(Collected data)

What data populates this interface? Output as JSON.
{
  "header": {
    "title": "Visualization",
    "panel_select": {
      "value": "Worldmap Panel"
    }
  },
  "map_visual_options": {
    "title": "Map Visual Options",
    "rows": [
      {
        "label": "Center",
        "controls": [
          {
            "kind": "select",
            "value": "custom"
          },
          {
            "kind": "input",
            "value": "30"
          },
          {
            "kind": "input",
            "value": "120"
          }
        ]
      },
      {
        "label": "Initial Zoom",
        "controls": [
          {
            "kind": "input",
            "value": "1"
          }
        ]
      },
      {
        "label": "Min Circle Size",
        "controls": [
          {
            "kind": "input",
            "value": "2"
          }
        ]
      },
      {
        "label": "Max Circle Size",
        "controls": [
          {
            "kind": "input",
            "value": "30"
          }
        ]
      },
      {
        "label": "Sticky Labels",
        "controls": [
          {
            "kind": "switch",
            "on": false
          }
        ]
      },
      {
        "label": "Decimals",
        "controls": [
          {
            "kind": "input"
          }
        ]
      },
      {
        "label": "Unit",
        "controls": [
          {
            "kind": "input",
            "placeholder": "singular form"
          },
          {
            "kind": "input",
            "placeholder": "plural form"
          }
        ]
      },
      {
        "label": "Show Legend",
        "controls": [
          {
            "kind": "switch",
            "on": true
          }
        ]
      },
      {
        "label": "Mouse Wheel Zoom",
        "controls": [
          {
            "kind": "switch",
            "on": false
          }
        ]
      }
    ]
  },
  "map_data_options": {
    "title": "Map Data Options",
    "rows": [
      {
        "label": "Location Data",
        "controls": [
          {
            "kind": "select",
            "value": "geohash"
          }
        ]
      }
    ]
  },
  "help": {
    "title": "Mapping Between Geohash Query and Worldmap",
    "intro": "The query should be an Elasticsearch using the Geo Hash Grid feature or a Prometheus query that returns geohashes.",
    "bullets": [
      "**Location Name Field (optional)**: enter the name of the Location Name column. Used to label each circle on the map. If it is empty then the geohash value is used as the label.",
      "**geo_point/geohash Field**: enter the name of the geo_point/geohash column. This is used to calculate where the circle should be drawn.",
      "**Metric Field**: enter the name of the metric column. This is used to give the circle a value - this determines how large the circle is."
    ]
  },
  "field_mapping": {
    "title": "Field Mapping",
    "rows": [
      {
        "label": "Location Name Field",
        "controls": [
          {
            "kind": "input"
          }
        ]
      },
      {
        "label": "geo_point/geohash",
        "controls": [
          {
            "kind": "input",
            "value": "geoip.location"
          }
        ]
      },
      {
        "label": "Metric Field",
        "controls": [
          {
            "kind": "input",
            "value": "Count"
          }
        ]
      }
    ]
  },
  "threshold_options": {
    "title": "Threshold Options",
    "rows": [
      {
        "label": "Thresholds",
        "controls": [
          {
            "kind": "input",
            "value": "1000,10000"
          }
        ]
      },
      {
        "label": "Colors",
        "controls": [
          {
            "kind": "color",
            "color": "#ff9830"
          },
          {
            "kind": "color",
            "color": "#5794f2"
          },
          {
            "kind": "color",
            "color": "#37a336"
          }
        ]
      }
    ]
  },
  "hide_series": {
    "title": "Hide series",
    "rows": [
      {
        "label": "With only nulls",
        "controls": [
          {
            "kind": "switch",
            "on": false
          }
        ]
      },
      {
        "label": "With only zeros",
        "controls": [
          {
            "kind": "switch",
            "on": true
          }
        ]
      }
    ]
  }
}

> [GIVEN PROBLEM] Return the full listing, character for character.

> [EXERCISE ANSWER]
What data populates this interface? Output as JSON.
{
  "header": {
    "title": "Visualization",
    "panel_select": {
      "value": "Worldmap Panel"
    }
  },
  "map_visual_options": {
    "title": "Map Visual Options",
    "rows": [
      {
        "label": "Center",
        "controls": [
          {
            "kind": "select",
            "value": "custom"
          },
          {
            "kind": "input",
            "value": "30"
          },
          {
            "kind": "input",
            "value": "120"
          }
        ]
      },
      {
        "label": "Initial Zoom",
        "controls": [
          {
            "kind": "input",
            "value": "1"
          }
        ]
      },
      {
        "label": "Min Circle Size",
        "controls": [
          {
            "kind": "input",
            "value": "2"
          }
        ]
      },
      {
        "label": "Max Circle Size",
        "controls": [
          {
            "kind": "input",
            "value": "30"
          }
        ]
      },
      {
        "label": "Sticky Labels",
        "controls": [
          {
            "kind": "switch",
            "on": false
          }
        ]
      },
      {
        "label": "Decimals",
        "controls": [
          {
            "kind": "input"
          }
        ]
      },
      {
        "label": "Unit",
        "controls": [
          {
            "kind": "input",
            "placeholder": "singular form"
          },
          {
            "kind": "input",
            "placeholder": "plural form"
          }
        ]
      },
      {
        "label": "Show Legend",
        "controls": [
          {
            "kind": "switch",
            "on": true
          }
        ]
      },
      {
        "label": "Mouse Wheel Zoom",
        "controls": [
          {
            "kind": "switch",
            "on": false
          }
        ]
      }
    ]
  },
  "map_data_options": {
    "title": "Map Data Options",
    "rows": [
      {
        "label": "Location Data",
        "controls": [
          {
            "kind": "select",
            "value": "geohash"
          }
        ]
      }
    ]
  },
  "help": {
    "title": "Mapping Between Geohash Query and Worldmap",
    "intro": "The query should be an Elasticsearch using the Geo Hash Grid feature or a Prometheus query that returns geohashes.",
    "bullets": [
      "**Location Name Field (optional)**: enter the name of the Location Name column. Used to label each circle on the map. If it is empty then the geohash value is used as the label.",
      "**geo_point/geohash Field**: enter the name of the geo_point/geohash column. This is used to calculate where the circle should be drawn.",
      "**Metric Field**: enter the name of the metric column. This is used to give the circle a value - this determines how large the circle is."
    ]
  },
  "field_mapping": {
    "title": "Field Mapping",
    "rows": [
      {
        "label": "Location Name Field",
        "controls": [
          {
            "kind": "input"
          }
        ]
      },
      {
        "label": "geo_point/geohash",
        "controls": [
          {
            "kind": "input",
            "value": "geoip.location"
          }
        ]
      },
      {
        "label": "Metric Field",
        "controls": [
          {
            "kind": "input",
            "value": "Count"
          }
        ]
      }
    ]
  },
  "threshold_options": {
    "title": "Threshold Options",
    "rows": [
      {
        "label": "Thresholds",
        "controls": [
          {
            "kind": "input",
            "value": "1000,10000"
          }
        ]
      },
      {
        "label": "Colors",
        "controls": [
          {
            "kind": "color",
            "color": "#ff9830"
          },
          {
            "kind": "color",
            "color": "#5794f2"
          },
          {
            "kind": "color",
            "color": "#37a336"
          }
        ]
      }
    ]
  },
  "hide_series": {
    "title": "Hide series",
    "rows": [
      {
        "label": "With only nulls",
        "controls": [
          {
            "kind": "switch",
            "on": false
          }
        ]
      },
      {
        "label": "With only zeros",
        "controls": [
          {
            "kind": "switch",
            "on": true
          }
        ]
      }
    ]
  }
}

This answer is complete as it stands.